Trecho selecionado>
○ ○ ○ ○ ○ ○ ○
Lobistas de empresas de combustíveis fósseis batem recorde na COP30

Mais uma vez, lobistas da indústria dos combustíveis fósseis conseguiram se registrar em peso para a COP30. São mais de 1,6 mil deles credenciados para a conferência, número que ultrapassa o tamanho das delegações de todos os países – exceto a do Brasil, que, como país anfitrião, registrou 3.805 participantes.

Isso significa que um a cada 25 credenciados para a COP30 representam os interesses da indústria de combustíveis fósseis – principal responsável pelo aquecimento global.

É um novo recorde, como mostra o levantamento realizado pela “Kick Big Polluters Out” (“expulsem os grandes poluidores”, em tradução livre), uma coalizão de mais de 450 organizações ao redor do mundo que contabiliza a presença de representantes de empresas e associações do setor fóssil nas Conferências do Clima da ONU.

Enquanto os lobistas vão em peso à conferência, ativistas organizaram um protesto contra a exploração de petróleo na Amazônia nesta quinta-feira, 13 de novembro.

“Amazônia livre de petróleo e gás”, dizia, em inglês, uma grande faixa estendida pelos manifestantes no meio de um dos corredores da chamada “zona azul” – a área da conferência de acesso restrito aos credenciados, onde é realizada a negociação diplomática.

Ativistas realizam protesto contra a exploração de petróleo na região amazônica

“A gente esperava que a COP fosse uma resposta para a gente, mas não do jeito que foi. Se tem uma COP no Brasil, era para dar uma resposta favorável aos povos indígenas, mas deram essa má notícia da exploração do petróleo na foz do Amazonas”, afirmou à Agência Pública o cacique Jonas Mura, da aldeia Gavião Real, no Amazonas, ameaçada pela exploração de gás.

Mura, que participou do ato, falava da licença concedida pelo Ibama à Petrobras poucos dias antes do início da COP30 que autoriza a perfuração de um poço teste a 175 km da costa do Amapá, na foz do rio Amazonas. Trata-se de uma área onde vivem dezenas de povos tradicionais, entre eles indígenas, quilombolas, pescadores artesanais e ribeirinhos com alta sensibilidade ecológica. Nas margens da foz, há o maior corredor de manguezais do mundo, enquanto no mar estão recifes de corais pouco conhecidos.
○ ○ ○ ○ ○ ○ ○
Problemas e tarefas>
**A.** Resuma em duas frases a reportagem sobre lobistas na COP30.
**B.** Retome a reportagem sobre lobistas na COP30 a partir do ponto em que ela termina.
Os dados a seguir são dispensáveis.

Material de origem>
○ ○ ○ ○ ○ ○ ○
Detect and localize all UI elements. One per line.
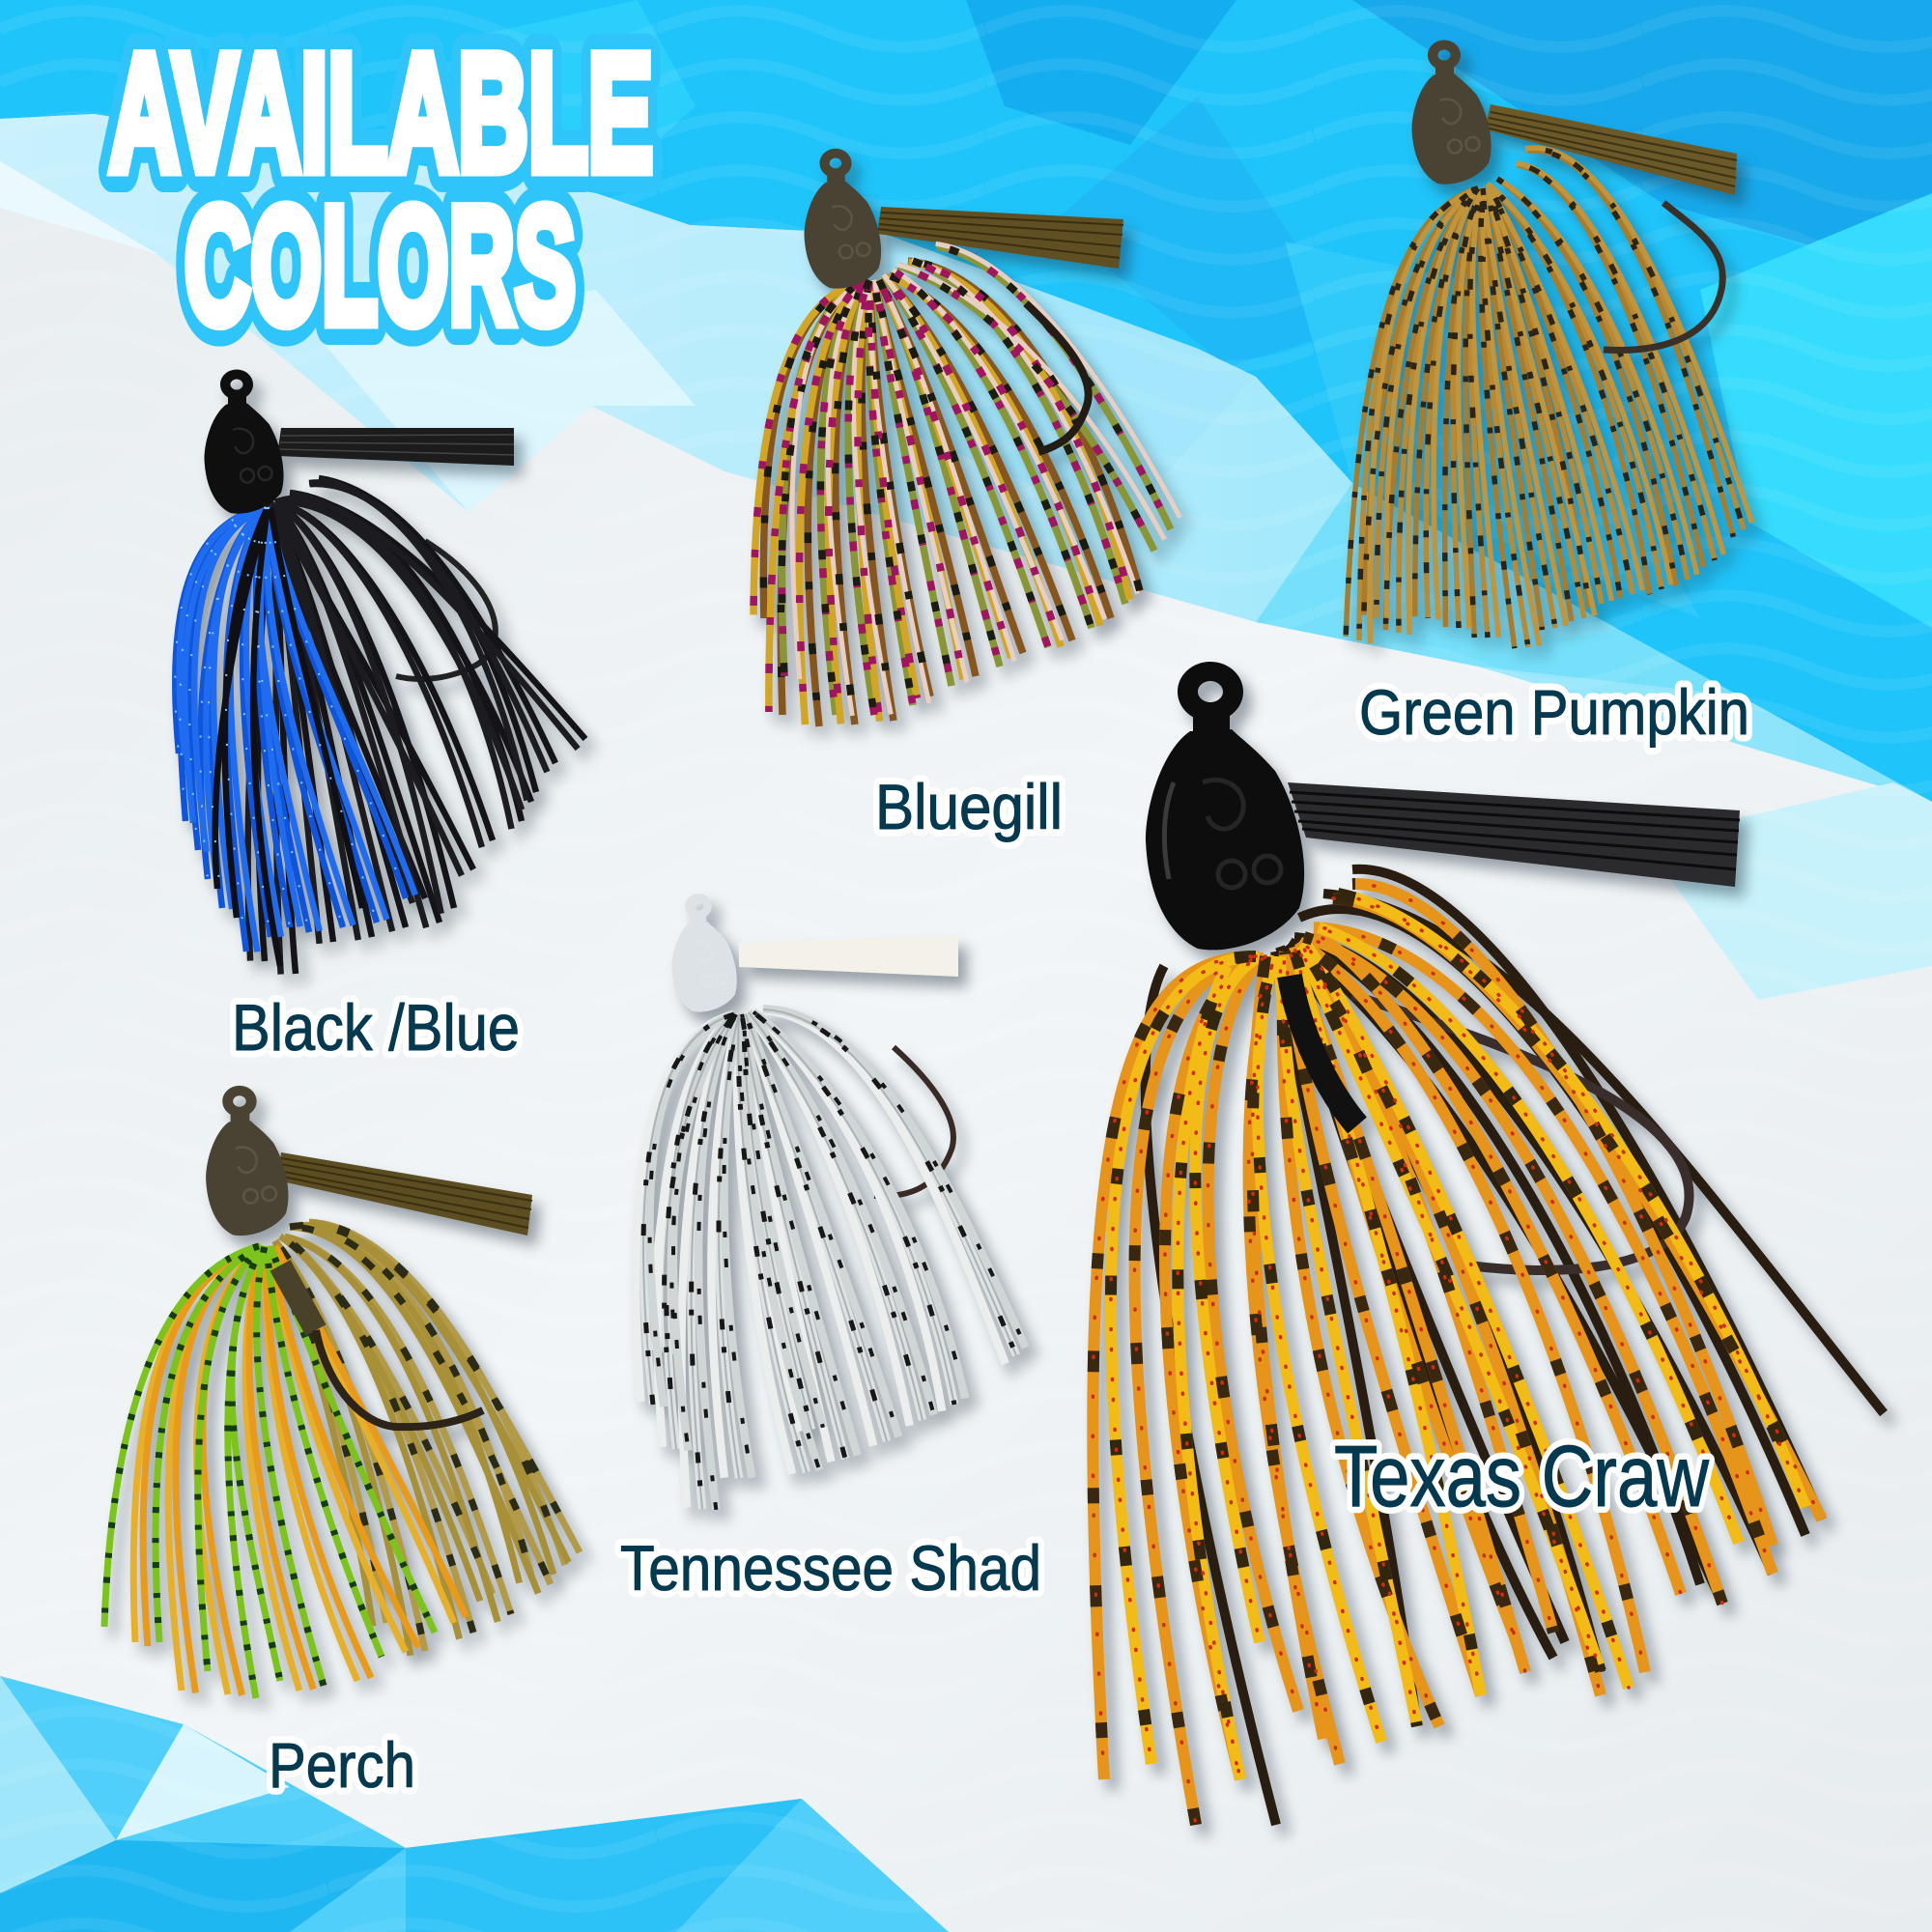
○ ○ ○ ○ ○ ○ ○
Respostas das tarefas>
**A.** Mais de 1,6 mil lobistas da indústria de combustíveis fósseis se credenciaram para a COP30, um novo recorde segundo o levantamento da coalizão Kick Big Polluters Out, número superior ao de todas as delegações nacionais, exceto a do Brasil. Em 13 de novembro, ativistas protestaram na zona azul contra a exploração de petróleo na Amazônia, e o cacique Jonas Mura criticou a licença concedida pelo Ibama à Petrobras para perfurar um poço teste na foz do rio Amazonas.

**B.**
Governo brasileiro convidou 11 representantes da Petrobras para a COP30

Petrobras e outras petroleiras estão entre os credenciados

Entre os representantes de produtoras de petróleo, a Pública contabilizou 11 funcionários da Petrobras registrados para a COP como “convidados do país anfitrião”, ou seja, do Brasil. Além deles, outros cinco nomes foram credenciados como party overflow da delegação brasileira, categoria que dá acesso aos bastidores das negociações diplomáticas.

A maioria é funcionário do segundo escalão da Petrobras, como diretores, gerentes e integrantes da equipe de comunicação (incluindo uma pessoa registrada como “coordenação de comunicação de crise”). A presidente da empresa, Magda Chambriard, por exemplo, não está na lista de participantes da COP30.

Estar registrado não significa que a pessoa efetivamente veio a Belém. Por enquanto, Convenção-Quadro sobre Mudanças Climáticas da ONU (UNFCCC, na sigla em inglês), que organiza a conferência, disponibilizou a lista de todos os nomes credenciados para a COP.

O levantamento da Kick Big Polluters Out, disponibilizado nesta sexta-feira, 14 de novembro, aponta que, no total, 599 representantes da indústria fóssil conseguiram acesso como party overflow. Entre eles, a Pública encontrou ainda dois nomes da Equinor Brasil, produtora de petróleo da Noruega, registrados na delegação norueguesa, e outros dois nomes identificados como “CNPC Brasil” na delegação da China.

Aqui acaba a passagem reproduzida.